--- Begin ENTRIES SUPPLIED ---

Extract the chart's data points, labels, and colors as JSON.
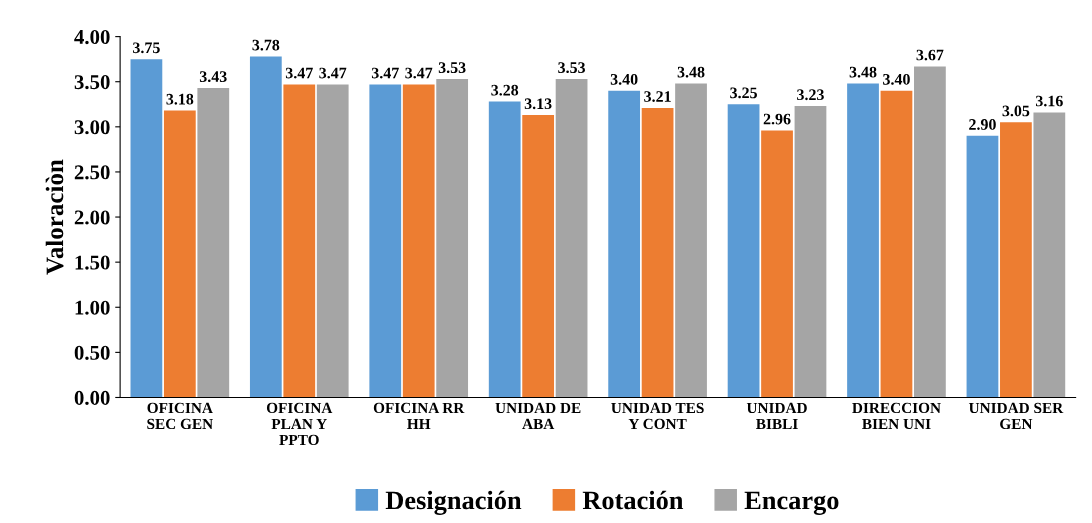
{
  "chart_data": {
    "type": "bar",
    "ylabel": "Valoraciòn",
    "categories": [
      "OFICINA\nSEC GEN",
      "OFICINA\nPLAN Y\nPPTO",
      "OFICINA RR\nHH",
      "UNIDAD DE\nABA",
      "UNIDAD TES\nY CONT",
      "UNIDAD\nBIBLI",
      "DIRECCION\nBIEN UNI",
      "UNIDAD SER\nGEN"
    ],
    "series": [
      {
        "name": "Designación",
        "color": "#5b9bd5",
        "values": [
          3.75,
          3.78,
          3.47,
          3.28,
          3.4,
          3.25,
          3.48,
          2.9
        ],
        "value_labels": [
          "3.75",
          "3.78",
          "3.47",
          "3.28",
          "3.40",
          "3.25",
          "3.48",
          "2.90"
        ]
      },
      {
        "name": "Rotación",
        "color": "#ed7d31",
        "values": [
          3.18,
          3.47,
          3.47,
          3.13,
          3.21,
          2.96,
          3.4,
          3.05
        ],
        "value_labels": [
          "3.18",
          "3.47",
          "3.47",
          "3.13",
          "3.21",
          "2.96",
          "3.40",
          "3.05"
        ]
      },
      {
        "name": "Encargo",
        "color": "#a5a5a5",
        "values": [
          3.43,
          3.47,
          3.53,
          3.53,
          3.48,
          3.23,
          3.67,
          3.16
        ],
        "value_labels": [
          "3.43",
          "3.47",
          "3.53",
          "3.53",
          "3.48",
          "3.23",
          "3.67",
          "3.16"
        ]
      }
    ],
    "ylim": [
      0,
      4
    ],
    "yticks": [
      {
        "value": 0,
        "label": "0.00"
      },
      {
        "value": 0.5,
        "label": "0.50"
      },
      {
        "value": 1,
        "label": "1.00"
      },
      {
        "value": 1.5,
        "label": "1.50"
      },
      {
        "value": 2,
        "label": "2.00"
      },
      {
        "value": 2.5,
        "label": "2.50"
      },
      {
        "value": 3,
        "label": "3.00"
      },
      {
        "value": 3.5,
        "label": "3.50"
      },
      {
        "value": 4,
        "label": "4.00"
      }
    ],
    "legend": "bottom"
  }
}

--- End ENTRIES SUPPLIED ---

> [TASK]: Check each line of the records above for the string "name", and report every line that has it.

> [EXERCISE RESULT]:
        "name": "Designación",
        "name": "Rotación",
        "name": "Encargo",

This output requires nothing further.